#### Stored data
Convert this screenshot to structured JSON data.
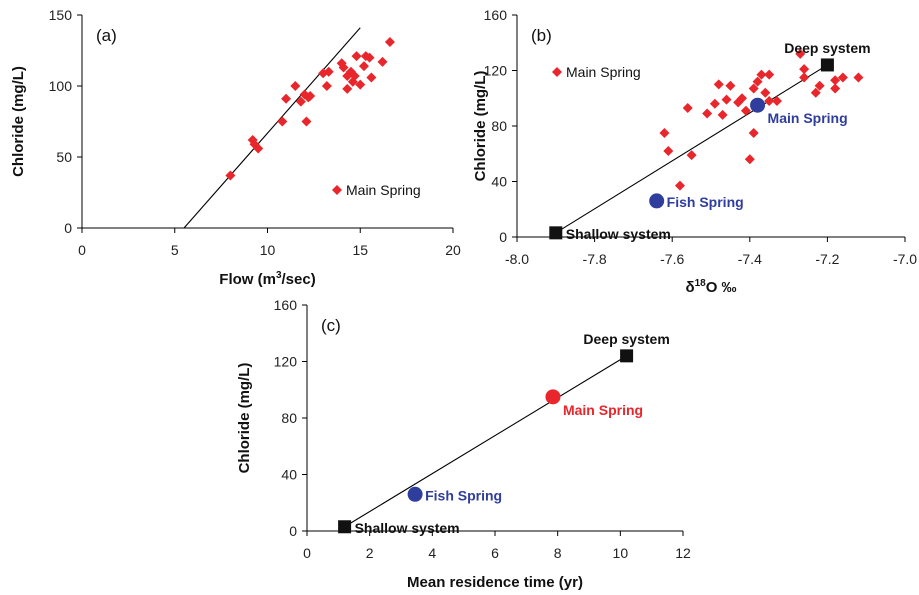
{
  "colors": {
    "red": "#e8262b",
    "blue": "#2f3d9c",
    "black": "#111111"
  },
  "chart_data": [
    {
      "id": "a",
      "type": "scatter",
      "panel_label": "(a)",
      "xlabel_base": "Flow (m",
      "xlabel_sup": "3",
      "xlabel_end": "/sec)",
      "ylabel": "Chloride (mg/L)",
      "xlim": [
        0,
        20
      ],
      "ylim": [
        0,
        150
      ],
      "xticks": [
        0,
        5,
        10,
        15,
        20
      ],
      "yticks": [
        0,
        50,
        100,
        150
      ],
      "grid": false,
      "legend": {
        "label": "Main Spring",
        "position": "lower-right"
      },
      "series": [
        {
          "name": "Main Spring",
          "marker": "diamond",
          "color": "#e8262b",
          "points": [
            [
              8.0,
              37
            ],
            [
              9.2,
              62
            ],
            [
              9.3,
              59
            ],
            [
              9.5,
              56
            ],
            [
              10.8,
              75
            ],
            [
              11.0,
              91
            ],
            [
              11.5,
              100
            ],
            [
              11.8,
              89
            ],
            [
              12.0,
              94
            ],
            [
              12.1,
              75
            ],
            [
              12.2,
              92
            ],
            [
              12.3,
              93
            ],
            [
              13.0,
              109
            ],
            [
              13.2,
              100
            ],
            [
              13.3,
              110
            ],
            [
              14.0,
              116
            ],
            [
              14.1,
              113
            ],
            [
              14.3,
              107
            ],
            [
              14.3,
              98
            ],
            [
              14.5,
              110
            ],
            [
              14.6,
              103
            ],
            [
              14.7,
              107
            ],
            [
              14.8,
              121
            ],
            [
              15.0,
              101
            ],
            [
              15.2,
              114
            ],
            [
              15.3,
              121
            ],
            [
              15.5,
              120
            ],
            [
              15.6,
              106
            ],
            [
              16.2,
              117
            ],
            [
              16.6,
              131
            ]
          ]
        }
      ],
      "fit_line": [
        [
          5.5,
          0
        ],
        [
          15.0,
          141
        ]
      ]
    },
    {
      "id": "b",
      "type": "scatter",
      "panel_label": "(b)",
      "xlabel_pre": "δ",
      "xlabel_sup": "18",
      "xlabel_end": "O ‰",
      "ylabel": "Chloride (mg/L)",
      "xlim": [
        -8.0,
        -7.0
      ],
      "ylim": [
        0,
        160
      ],
      "xticks": [
        "-8.0",
        "-7.8",
        "-7.6",
        "-7.4",
        "-7.2",
        "-7.0"
      ],
      "xtick_values": [
        -8.0,
        -7.8,
        -7.6,
        -7.4,
        -7.2,
        -7.0
      ],
      "yticks": [
        0,
        40,
        80,
        120,
        160
      ],
      "grid": false,
      "legend": {
        "label": "Main Spring",
        "position": "top-left"
      },
      "series": [
        {
          "name": "Main Spring",
          "marker": "diamond",
          "color": "#e8262b",
          "points": [
            [
              -7.58,
              37
            ],
            [
              -7.62,
              75
            ],
            [
              -7.61,
              62
            ],
            [
              -7.55,
              59
            ],
            [
              -7.56,
              93
            ],
            [
              -7.51,
              89
            ],
            [
              -7.49,
              96
            ],
            [
              -7.48,
              110
            ],
            [
              -7.47,
              88
            ],
            [
              -7.46,
              99
            ],
            [
              -7.45,
              109
            ],
            [
              -7.43,
              97
            ],
            [
              -7.42,
              100
            ],
            [
              -7.41,
              91
            ],
            [
              -7.4,
              56
            ],
            [
              -7.39,
              75
            ],
            [
              -7.39,
              107
            ],
            [
              -7.38,
              112
            ],
            [
              -7.37,
              117
            ],
            [
              -7.36,
              104
            ],
            [
              -7.35,
              117
            ],
            [
              -7.35,
              98
            ],
            [
              -7.33,
              98
            ],
            [
              -7.27,
              132
            ],
            [
              -7.26,
              121
            ],
            [
              -7.26,
              115
            ],
            [
              -7.23,
              104
            ],
            [
              -7.22,
              109
            ],
            [
              -7.18,
              113
            ],
            [
              -7.18,
              107
            ],
            [
              -7.16,
              115
            ],
            [
              -7.12,
              115
            ]
          ]
        }
      ],
      "special_points": [
        {
          "label": "Deep system",
          "x": -7.2,
          "y": 124,
          "marker": "square",
          "color": "#111111",
          "label_pos": "above"
        },
        {
          "label": "Main Spring",
          "x": -7.38,
          "y": 95,
          "marker": "circle",
          "color": "#2f3d9c",
          "label_pos": "right-below"
        },
        {
          "label": "Fish Spring",
          "x": -7.64,
          "y": 26,
          "marker": "circle",
          "color": "#2f3d9c",
          "label_pos": "right"
        },
        {
          "label": "Shallow system",
          "x": -7.9,
          "y": 3,
          "marker": "square",
          "color": "#111111",
          "label_pos": "right"
        }
      ],
      "fit_line": [
        [
          -7.9,
          3
        ],
        [
          -7.2,
          124
        ]
      ]
    },
    {
      "id": "c",
      "type": "scatter",
      "panel_label": "(c)",
      "xlabel": "Mean residence time (yr)",
      "ylabel": "Chloride (mg/L)",
      "xlim": [
        0,
        12
      ],
      "ylim": [
        0,
        160
      ],
      "xticks": [
        0,
        2,
        4,
        6,
        8,
        10,
        12
      ],
      "yticks": [
        0,
        40,
        80,
        120,
        160
      ],
      "grid": false,
      "special_points": [
        {
          "label": "Deep system",
          "x": 10.2,
          "y": 124,
          "marker": "square",
          "color": "#111111",
          "label_pos": "above"
        },
        {
          "label": "Main Spring",
          "x": 7.85,
          "y": 95,
          "marker": "circle",
          "color": "#e8262b",
          "label_pos": "right-below"
        },
        {
          "label": "Fish Spring",
          "x": 3.45,
          "y": 26,
          "marker": "circle",
          "color": "#2f3d9c",
          "label_pos": "right"
        },
        {
          "label": "Shallow system",
          "x": 1.2,
          "y": 3,
          "marker": "square",
          "color": "#111111",
          "label_pos": "right"
        }
      ],
      "fit_line": [
        [
          1.2,
          3
        ],
        [
          10.2,
          124
        ]
      ]
    }
  ]
}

#### Objective
Transcribe all of the material exactly, leaving out whatever pictures it contains.

#### Solution for this problem
Convert this screenshot to structured JSON data.
{
  "colors": {
    "red": "#e8262b",
    "blue": "#2f3d9c",
    "black": "#111111"
  },
  "chart_data": [
    {
      "id": "a",
      "type": "scatter",
      "panel_label": "(a)",
      "xlabel_base": "Flow (m",
      "xlabel_sup": "3",
      "xlabel_end": "/sec)",
      "ylabel": "Chloride (mg/L)",
      "xlim": [
        0,
        20
      ],
      "ylim": [
        0,
        150
      ],
      "xticks": [
        0,
        5,
        10,
        15,
        20
      ],
      "yticks": [
        0,
        50,
        100,
        150
      ],
      "grid": false,
      "legend": {
        "label": "Main Spring",
        "position": "lower-right"
      },
      "series": [
        {
          "name": "Main Spring",
          "marker": "diamond",
          "color": "#e8262b",
          "points": [
            [
              8.0,
              37
            ],
            [
              9.2,
              62
            ],
            [
              9.3,
              59
            ],
            [
              9.5,
              56
            ],
            [
              10.8,
              75
            ],
            [
              11.0,
              91
            ],
            [
              11.5,
              100
            ],
            [
              11.8,
              89
            ],
            [
              12.0,
              94
            ],
            [
              12.1,
              75
            ],
            [
              12.2,
              92
            ],
            [
              12.3,
              93
            ],
            [
              13.0,
              109
            ],
            [
              13.2,
              100
            ],
            [
              13.3,
              110
            ],
            [
              14.0,
              116
            ],
            [
              14.1,
              113
            ],
            [
              14.3,
              107
            ],
            [
              14.3,
              98
            ],
            [
              14.5,
              110
            ],
            [
              14.6,
              103
            ],
            [
              14.7,
              107
            ],
            [
              14.8,
              121
            ],
            [
              15.0,
              101
            ],
            [
              15.2,
              114
            ],
            [
              15.3,
              121
            ],
            [
              15.5,
              120
            ],
            [
              15.6,
              106
            ],
            [
              16.2,
              117
            ],
            [
              16.6,
              131
            ]
          ]
        }
      ],
      "fit_line": [
        [
          5.5,
          0
        ],
        [
          15.0,
          141
        ]
      ]
    },
    {
      "id": "b",
      "type": "scatter",
      "panel_label": "(b)",
      "xlabel_pre": "δ",
      "xlabel_sup": "18",
      "xlabel_end": "O ‰",
      "ylabel": "Chloride (mg/L)",
      "xlim": [
        -8.0,
        -7.0
      ],
      "ylim": [
        0,
        160
      ],
      "xticks": [
        "-8.0",
        "-7.8",
        "-7.6",
        "-7.4",
        "-7.2",
        "-7.0"
      ],
      "xtick_values": [
        -8.0,
        -7.8,
        -7.6,
        -7.4,
        -7.2,
        -7.0
      ],
      "yticks": [
        0,
        40,
        80,
        120,
        160
      ],
      "grid": false,
      "legend": {
        "label": "Main Spring",
        "position": "top-left"
      },
      "series": [
        {
          "name": "Main Spring",
          "marker": "diamond",
          "color": "#e8262b",
          "points": [
            [
              -7.58,
              37
            ],
            [
              -7.62,
              75
            ],
            [
              -7.61,
              62
            ],
            [
              -7.55,
              59
            ],
            [
              -7.56,
              93
            ],
            [
              -7.51,
              89
            ],
            [
              -7.49,
              96
            ],
            [
              -7.48,
              110
            ],
            [
              -7.47,
              88
            ],
            [
              -7.46,
              99
            ],
            [
              -7.45,
              109
            ],
            [
              -7.43,
              97
            ],
            [
              -7.42,
              100
            ],
            [
              -7.41,
              91
            ],
            [
              -7.4,
              56
            ],
            [
              -7.39,
              75
            ],
            [
              -7.39,
              107
            ],
            [
              -7.38,
              112
            ],
            [
              -7.37,
              117
            ],
            [
              -7.36,
              104
            ],
            [
              -7.35,
              117
            ],
            [
              -7.35,
              98
            ],
            [
              -7.33,
              98
            ],
            [
              -7.27,
              132
            ],
            [
              -7.26,
              121
            ],
            [
              -7.26,
              115
            ],
            [
              -7.23,
              104
            ],
            [
              -7.22,
              109
            ],
            [
              -7.18,
              113
            ],
            [
              -7.18,
              107
            ],
            [
              -7.16,
              115
            ],
            [
              -7.12,
              115
            ]
          ]
        }
      ],
      "special_points": [
        {
          "label": "Deep system",
          "x": -7.2,
          "y": 124,
          "marker": "square",
          "color": "#111111",
          "label_pos": "above"
        },
        {
          "label": "Main Spring",
          "x": -7.38,
          "y": 95,
          "marker": "circle",
          "color": "#2f3d9c",
          "label_pos": "right-below"
        },
        {
          "label": "Fish Spring",
          "x": -7.64,
          "y": 26,
          "marker": "circle",
          "color": "#2f3d9c",
          "label_pos": "right"
        },
        {
          "label": "Shallow system",
          "x": -7.9,
          "y": 3,
          "marker": "square",
          "color": "#111111",
          "label_pos": "right"
        }
      ],
      "fit_line": [
        [
          -7.9,
          3
        ],
        [
          -7.2,
          124
        ]
      ]
    },
    {
      "id": "c",
      "type": "scatter",
      "panel_label": "(c)",
      "xlabel": "Mean residence time (yr)",
      "ylabel": "Chloride (mg/L)",
      "xlim": [
        0,
        12
      ],
      "ylim": [
        0,
        160
      ],
      "xticks": [
        0,
        2,
        4,
        6,
        8,
        10,
        12
      ],
      "yticks": [
        0,
        40,
        80,
        120,
        160
      ],
      "grid": false,
      "special_points": [
        {
          "label": "Deep system",
          "x": 10.2,
          "y": 124,
          "marker": "square",
          "color": "#111111",
          "label_pos": "above"
        },
        {
          "label": "Main Spring",
          "x": 7.85,
          "y": 95,
          "marker": "circle",
          "color": "#e8262b",
          "label_pos": "right-below"
        },
        {
          "label": "Fish Spring",
          "x": 3.45,
          "y": 26,
          "marker": "circle",
          "color": "#2f3d9c",
          "label_pos": "right"
        },
        {
          "label": "Shallow system",
          "x": 1.2,
          "y": 3,
          "marker": "square",
          "color": "#111111",
          "label_pos": "right"
        }
      ],
      "fit_line": [
        [
          1.2,
          3
        ],
        [
          10.2,
          124
        ]
      ]
    }
  ]
}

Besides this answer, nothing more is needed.